◆ **What you will do**: How many separate lines in this material contain the string "FOOD"? Respond with the number alone.

________

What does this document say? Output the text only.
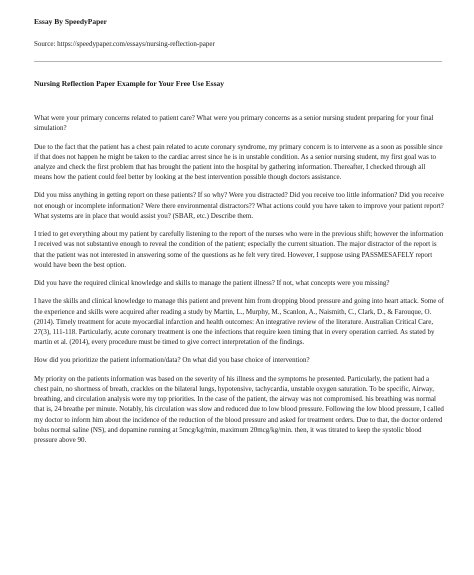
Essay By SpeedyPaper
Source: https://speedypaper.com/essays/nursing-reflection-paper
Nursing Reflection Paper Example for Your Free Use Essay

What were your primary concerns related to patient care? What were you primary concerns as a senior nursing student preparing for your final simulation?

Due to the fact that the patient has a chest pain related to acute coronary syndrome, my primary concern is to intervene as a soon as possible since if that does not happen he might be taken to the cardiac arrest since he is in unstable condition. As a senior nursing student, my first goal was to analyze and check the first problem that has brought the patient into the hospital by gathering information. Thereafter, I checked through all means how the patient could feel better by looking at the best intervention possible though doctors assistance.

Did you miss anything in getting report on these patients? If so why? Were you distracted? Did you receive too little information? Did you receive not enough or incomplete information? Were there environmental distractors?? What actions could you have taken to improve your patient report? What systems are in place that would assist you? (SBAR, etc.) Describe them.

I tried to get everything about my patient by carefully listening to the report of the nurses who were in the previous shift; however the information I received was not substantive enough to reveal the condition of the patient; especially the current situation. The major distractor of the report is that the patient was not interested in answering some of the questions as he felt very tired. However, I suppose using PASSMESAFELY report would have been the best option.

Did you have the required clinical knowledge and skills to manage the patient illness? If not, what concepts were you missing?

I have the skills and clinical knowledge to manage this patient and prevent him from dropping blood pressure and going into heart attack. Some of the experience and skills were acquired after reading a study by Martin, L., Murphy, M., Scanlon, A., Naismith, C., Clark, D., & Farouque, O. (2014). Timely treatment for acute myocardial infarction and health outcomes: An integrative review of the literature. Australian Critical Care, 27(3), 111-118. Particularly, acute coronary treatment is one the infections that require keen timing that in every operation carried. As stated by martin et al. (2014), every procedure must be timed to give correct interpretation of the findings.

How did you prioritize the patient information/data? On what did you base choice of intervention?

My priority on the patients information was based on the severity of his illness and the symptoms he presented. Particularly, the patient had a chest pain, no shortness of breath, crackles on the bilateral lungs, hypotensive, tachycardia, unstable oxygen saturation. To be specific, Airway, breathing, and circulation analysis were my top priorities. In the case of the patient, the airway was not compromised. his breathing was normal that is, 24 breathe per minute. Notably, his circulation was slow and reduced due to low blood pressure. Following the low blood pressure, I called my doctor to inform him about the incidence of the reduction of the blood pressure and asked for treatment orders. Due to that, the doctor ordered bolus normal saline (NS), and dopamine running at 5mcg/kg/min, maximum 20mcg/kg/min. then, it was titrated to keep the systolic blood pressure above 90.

________

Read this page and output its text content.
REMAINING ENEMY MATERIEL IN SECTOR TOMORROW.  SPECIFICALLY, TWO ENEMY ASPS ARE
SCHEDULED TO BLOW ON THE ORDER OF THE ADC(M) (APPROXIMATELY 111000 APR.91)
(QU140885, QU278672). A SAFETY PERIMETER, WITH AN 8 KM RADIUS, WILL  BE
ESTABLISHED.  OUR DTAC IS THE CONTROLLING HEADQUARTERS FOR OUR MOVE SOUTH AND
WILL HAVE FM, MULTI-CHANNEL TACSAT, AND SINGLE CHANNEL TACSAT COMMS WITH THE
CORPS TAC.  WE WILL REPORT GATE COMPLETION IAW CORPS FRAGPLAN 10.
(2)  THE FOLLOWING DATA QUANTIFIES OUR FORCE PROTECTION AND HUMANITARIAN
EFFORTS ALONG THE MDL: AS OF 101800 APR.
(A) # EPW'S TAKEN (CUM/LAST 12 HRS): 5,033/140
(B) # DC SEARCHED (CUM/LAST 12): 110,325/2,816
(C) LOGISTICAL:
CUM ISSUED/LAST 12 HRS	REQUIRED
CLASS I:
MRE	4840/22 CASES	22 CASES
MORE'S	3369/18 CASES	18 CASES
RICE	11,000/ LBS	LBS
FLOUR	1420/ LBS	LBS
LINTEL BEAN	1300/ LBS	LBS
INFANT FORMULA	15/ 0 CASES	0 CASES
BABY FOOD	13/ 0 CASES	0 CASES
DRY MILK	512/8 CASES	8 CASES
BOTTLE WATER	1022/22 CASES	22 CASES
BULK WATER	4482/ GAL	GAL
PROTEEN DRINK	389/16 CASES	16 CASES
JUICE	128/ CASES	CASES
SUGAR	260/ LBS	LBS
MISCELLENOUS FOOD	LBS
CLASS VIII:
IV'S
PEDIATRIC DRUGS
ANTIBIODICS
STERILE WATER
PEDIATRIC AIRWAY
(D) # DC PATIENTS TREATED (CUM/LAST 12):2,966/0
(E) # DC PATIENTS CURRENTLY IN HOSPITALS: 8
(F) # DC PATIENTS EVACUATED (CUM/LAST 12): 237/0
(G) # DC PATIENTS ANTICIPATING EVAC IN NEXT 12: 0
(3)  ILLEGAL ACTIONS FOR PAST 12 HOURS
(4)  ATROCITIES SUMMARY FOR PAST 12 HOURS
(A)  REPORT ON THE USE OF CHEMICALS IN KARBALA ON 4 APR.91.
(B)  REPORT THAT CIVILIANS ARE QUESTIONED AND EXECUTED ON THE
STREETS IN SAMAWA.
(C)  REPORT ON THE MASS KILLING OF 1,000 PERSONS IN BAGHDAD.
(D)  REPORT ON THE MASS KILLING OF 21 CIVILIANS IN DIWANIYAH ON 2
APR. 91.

________

◆ **Output**: 2